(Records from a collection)
========
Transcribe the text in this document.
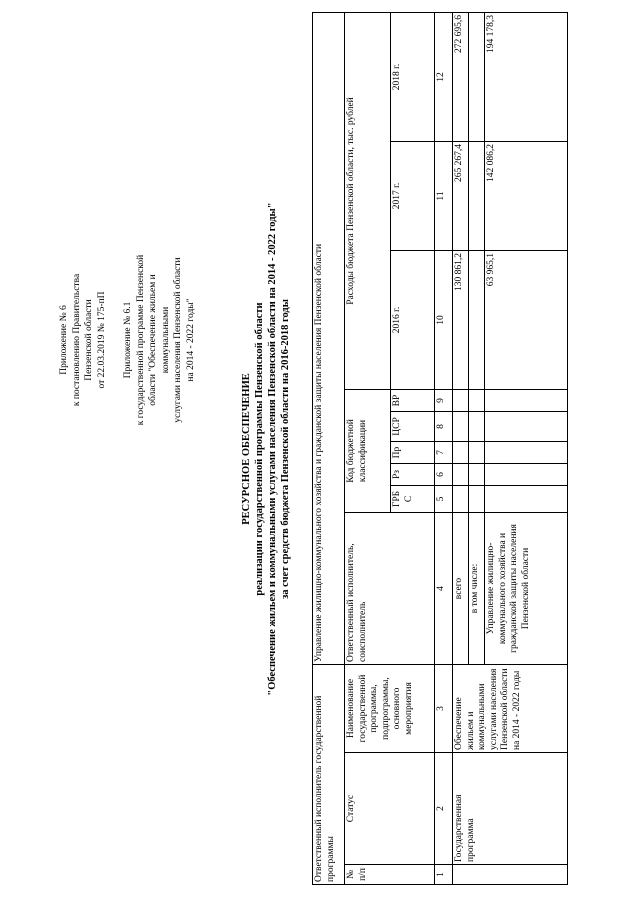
Приложение № 6 к постановлению Правительства Пензенской области от 22.03.2019 № 175-пП Приложение № 6.1 к государственной программе Пензенской области "Обеспечение жильем и коммунальными услугами населения Пензенской области на 2014 - 2022 годы"
РЕСУРСНОЕ ОБЕСПЕЧЕНИЕ реализации государственной программы Пензенской области "Обеспечение жильем и коммунальными услугами населения Пензенской области на 2014 - 2022 годы" за счет средств бюджета Пензенской области на 2016-2018 годы
Ответственный исполнитель государственной программы			Управление жилищно-коммунального хозяйства и гражданской защиты населения Пензенской области								
№ п/п	Статус	Наименование государственной программы, подпрограммы, основного мероприятия	Ответственный исполнитель, соисполнитель	Код бюджетной классификации					Расходы бюджета Пензенской области, тыс. рублей		
				ГРБ С	Рз	Пр	ЦСР	ВР	2016 г.	2017 г.	2018 г.
1	2	3	4	5	6	7	8	9	10	11	12
	Государственная программа	Обеспечение жильем и коммунальными услугами населения Пензенской области на 2014 - 2022 годы	всего						130 861,2	265 267,4	272 695,6
			в том числе:								
			Управление жилищно-коммунального хозяйства и гражданской защиты населения Пензенской области						63 965,1	142 086,2	194 178,3
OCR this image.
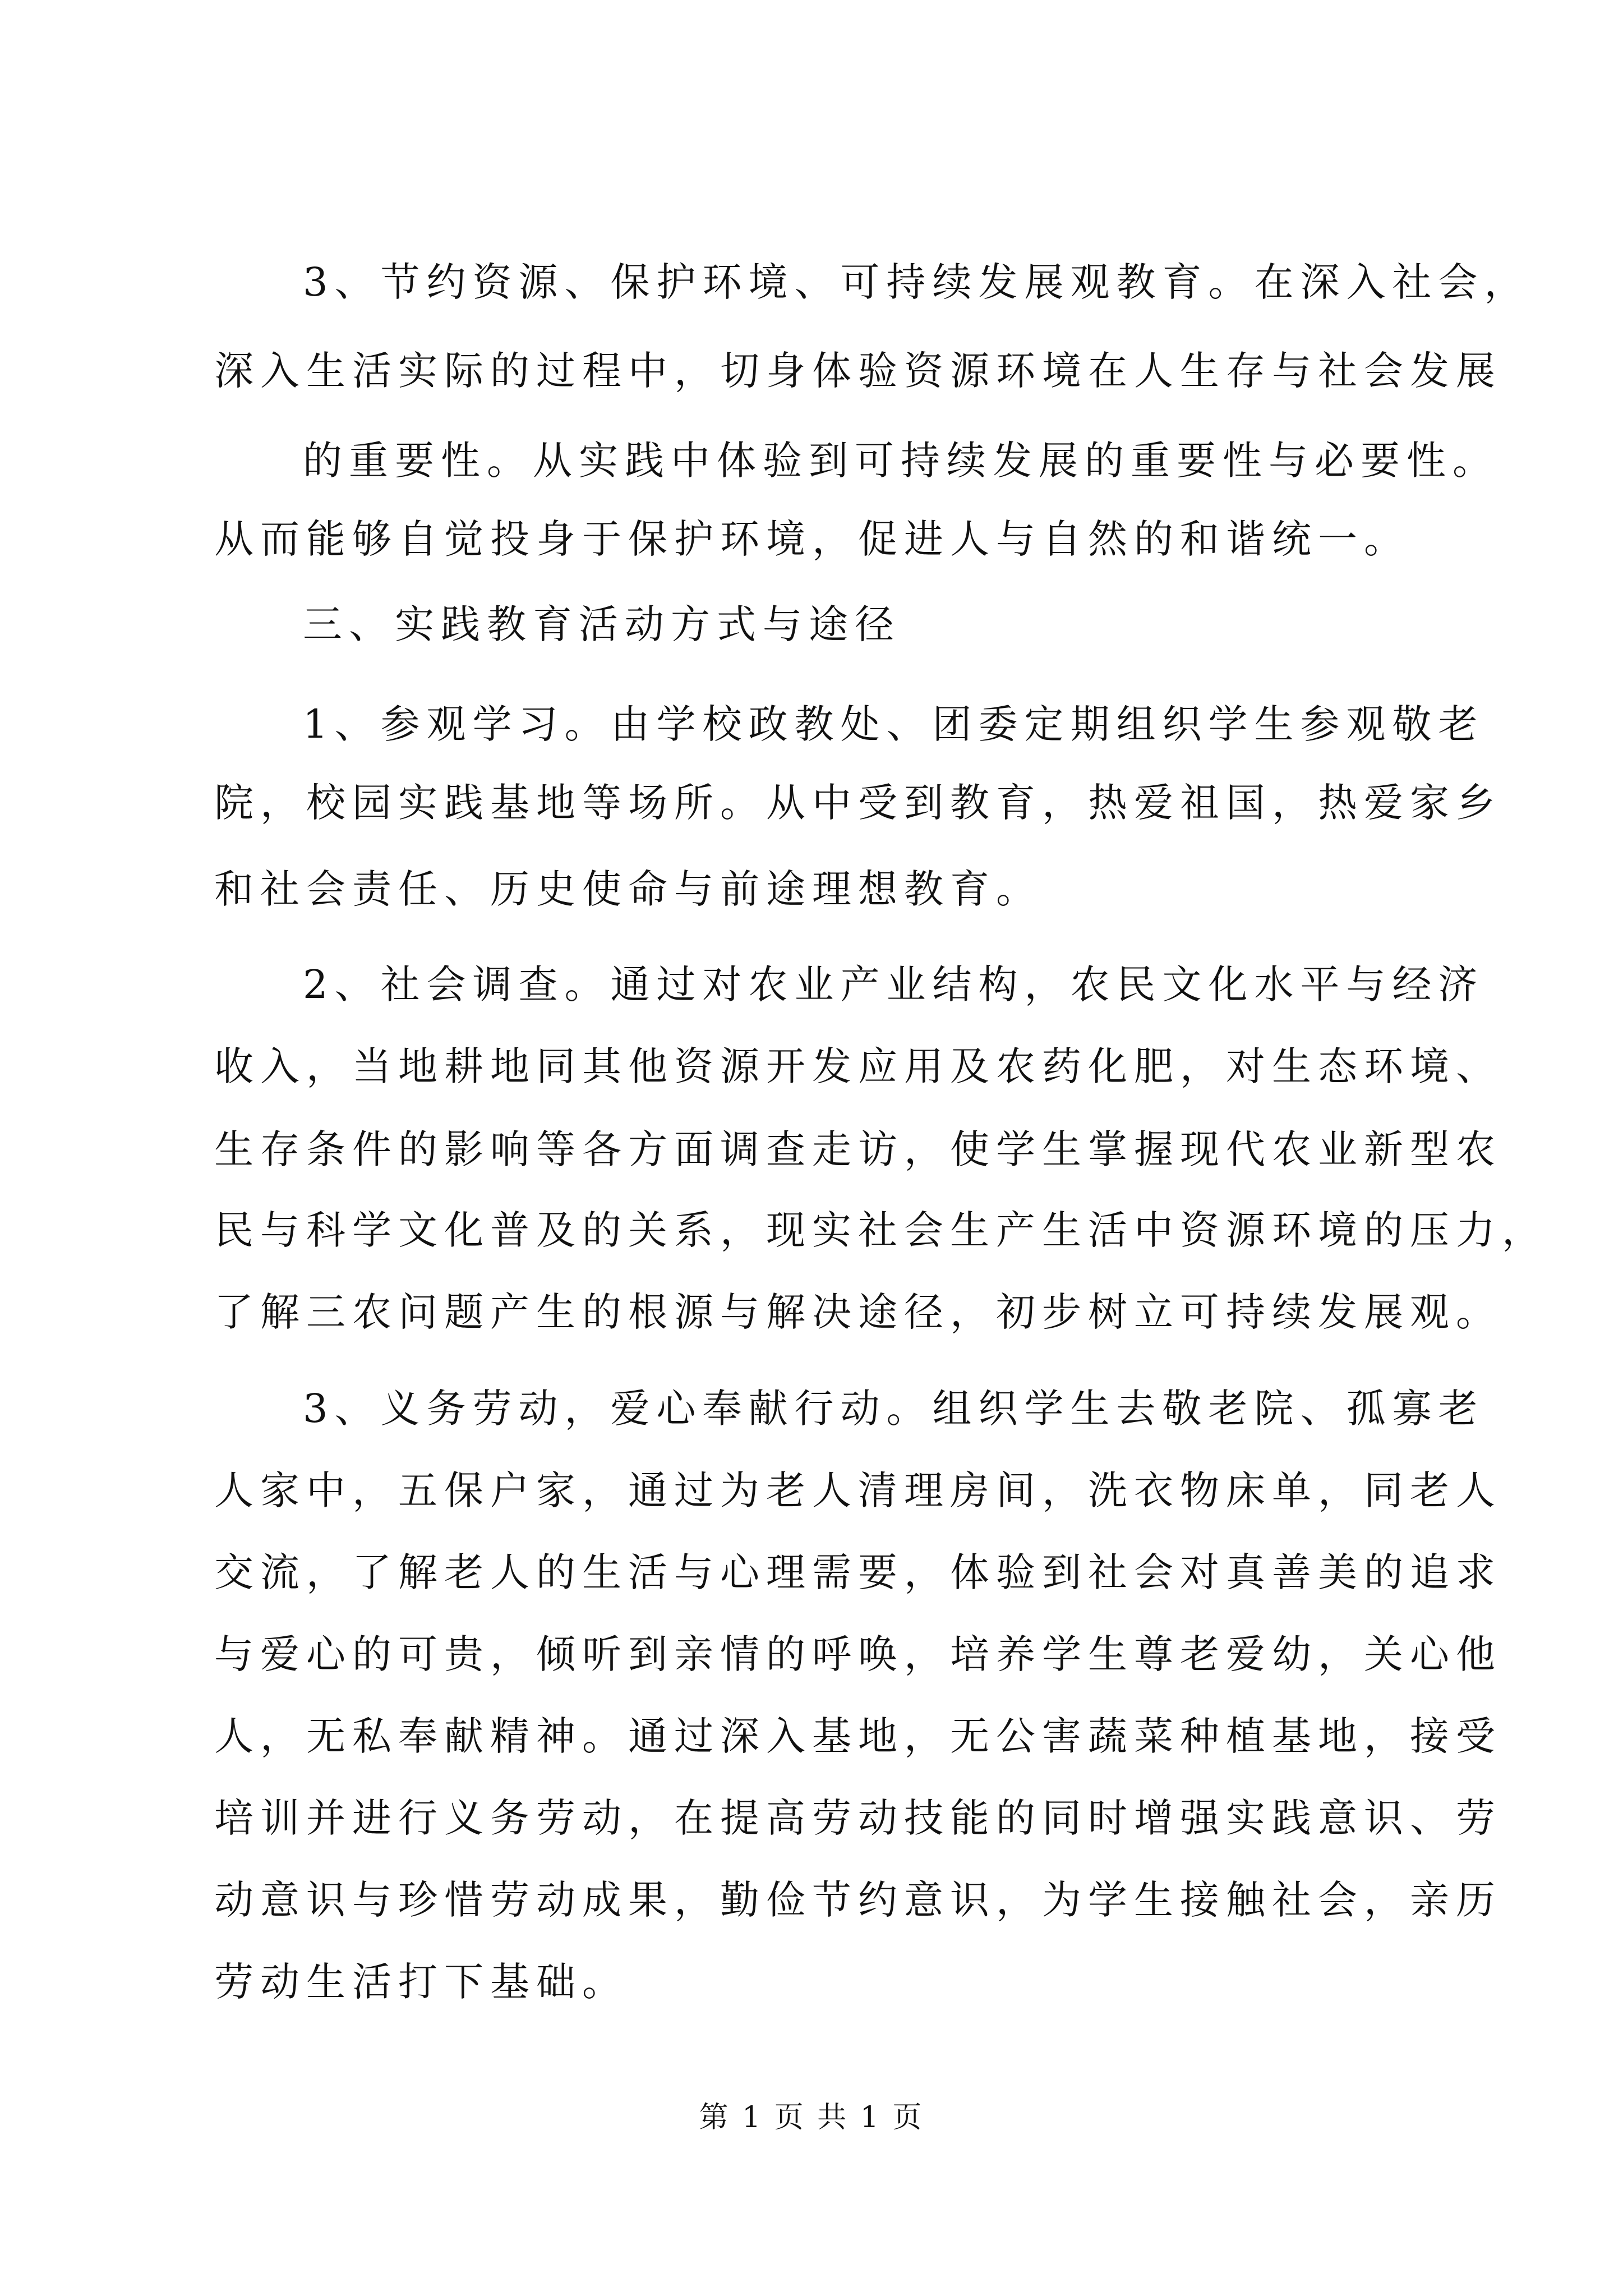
3、节约资源、保护环境、可持续发展观教育。在深入社会，
深入生活实际的过程中，切身体验资源环境在人生存与社会发展
的重要性。从实践中体验到可持续发展的重要性与必要性。
从而能够自觉投身于保护环境，促进人与自然的和谐统一。
三、实践教育活动方式与途径
1、参观学习。由学校政教处、团委定期组织学生参观敬老
院，校园实践基地等场所。从中受到教育，热爱祖国，热爱家乡
和社会责任、历史使命与前途理想教育。
2、社会调查。通过对农业产业结构，农民文化水平与经济
收入，当地耕地同其他资源开发应用及农药化肥，对生态环境、
生存条件的影响等各方面调查走访，使学生掌握现代农业新型农
民与科学文化普及的关系，现实社会生产生活中资源环境的压力，
了解三农问题产生的根源与解决途径，初步树立可持续发展观。
3、义务劳动，爱心奉献行动。组织学生去敬老院、孤寡老
人家中，五保户家，通过为老人清理房间，洗衣物床单，同老人
交流，了解老人的生活与心理需要，体验到社会对真善美的追求
与爱心的可贵，倾听到亲情的呼唤，培养学生尊老爱幼，关心他
人，无私奉献精神。通过深入基地，无公害蔬菜种植基地，接受
培训并进行义务劳动，在提高劳动技能的同时增强实践意识、劳
动意识与珍惜劳动成果，勤俭节约意识，为学生接触社会，亲历
劳动生活打下基础。
第 1 页 共 1 页
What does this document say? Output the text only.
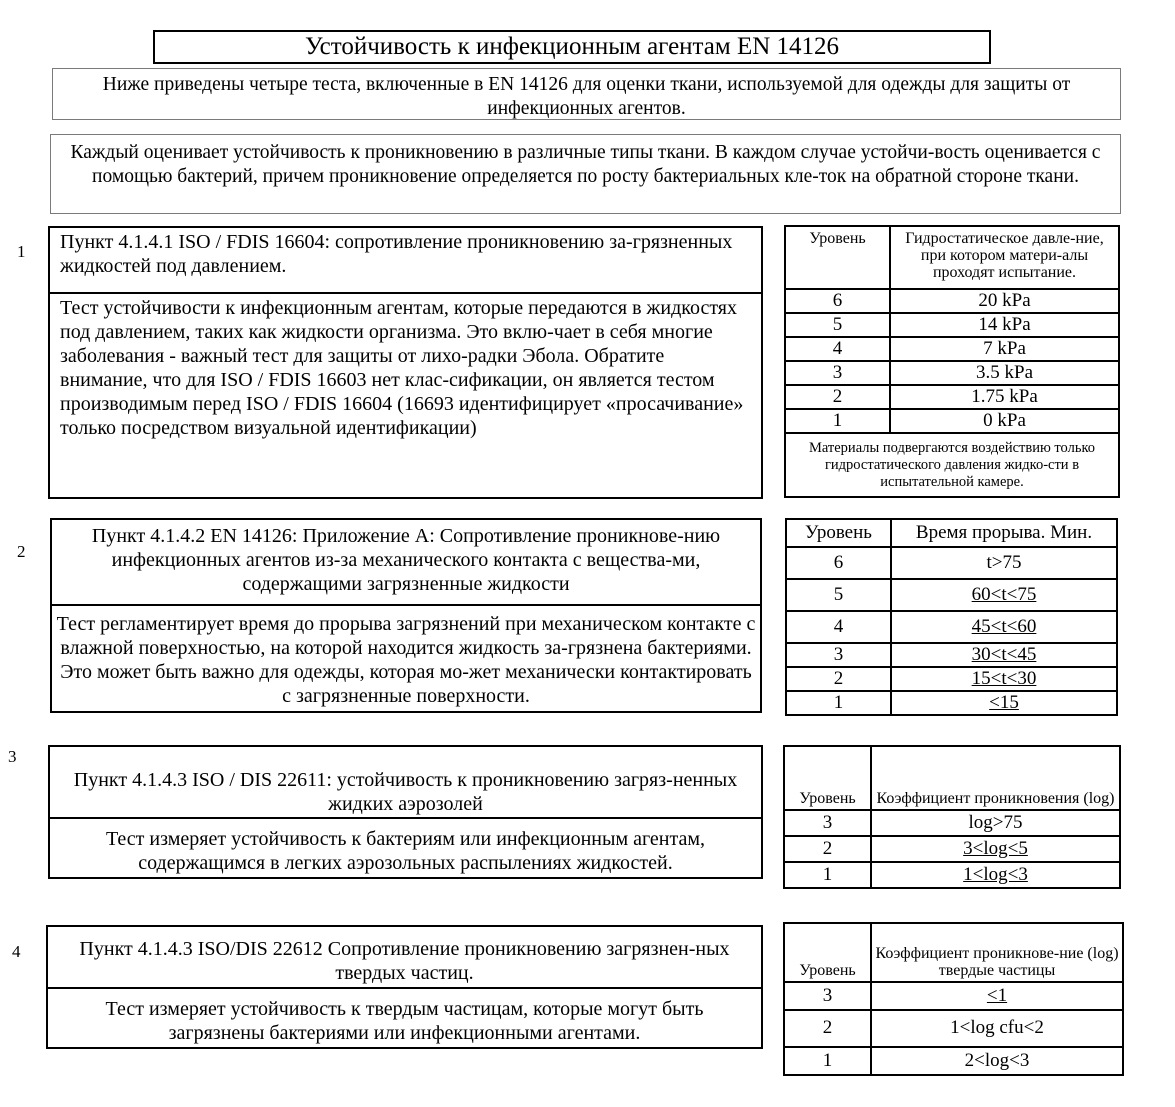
Устойчивость к инфекционным агентам EN 14126
Ниже приведены четыре теста, включенные в EN 14126 для оценки ткани, используемой для одежды для защиты от инфекционных агентов.
Каждый оценивает устойчивость к проникновению в различные типы ткани. В каждом случае устойчи-вость оценивается с помощью бактерий, причем проникновение определяется по росту бактериальных кле-ток на обратной стороне ткани.
1	Пункт 4.1.4.1 ISO / FDIS 16604: сопротивление проникновению за-грязненных жидкостей под давлением.
Тест устойчивости к инфекционным агентам, которые передаются в жидкостях под давлением, таких как жидкости организма. Это вклю-чает в себя многие заболевания - важный тест для защиты от лихо-радки Эбола. Обратите внимание, что для ISO / FDIS 16603 нет клас-сификации, он является тестом производимым перед ISO / FDIS 16604 (16693 идентифицирует «просачивание» только посредством визуальной идентификации)
Уровень	Гидростатическое давле-ние, при котором матери-алы проходят испытание.
6	20 kPa
5	14 kPa
4	7 kPa
3	3.5 kPa
2	1.75 kPa
1	0 kPa
Материалы подвергаются воздействию только гидростатического давления жидко-сти в испытательной камере.	
2
Пункт 4.1.4.2 EN 14126: Приложение А: Сопротивление проникнове-нию инфекционных агентов из-за механического контакта с вещества-ми, содержащими загрязненные жидкости
Тест регламентирует время до прорыва загрязнений при механическом контакте с влажной поверхностью, на которой находится жидкость за-грязнена бактериями. Это может быть важно для одежды, которая мо-жет механически контактировать с загрязненные поверхности.
Уровень	Время прорыва. Мин.
6	t>75
5	60<t<75
4	45<t<60
3	30<t<45
2	15<t<30
1	<15
3
Пункт 4.1.4.3 ISO / DIS 22611: устойчивость к проникновению загряз-ненных жидких аэрозолей
Тест измеряет устойчивость к бактериям или инфекционным агентам, содержащимся в легких аэрозольных распылениях жидкостей.
Уровень	Коэффициент проникновения (log)
3	log>75
2	3<log<5
1	1<log<3
4	Пункт 4.1.4.3 ISO/DIS 22612 Сопротивление проникновению загрязнен-ных твердых частиц.
Тест измеряет устойчивость к твердым частицам, которые могут быть загрязнены бактериями или инфекционными агентами.
Уровень	Коэффициент проникнове-ние (log) твердые частицы
3	<1
2	1<log cfu<2
1	2<log<3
========
In the listing above, how many lines hold the word "this"? Give the number and nothing more.

3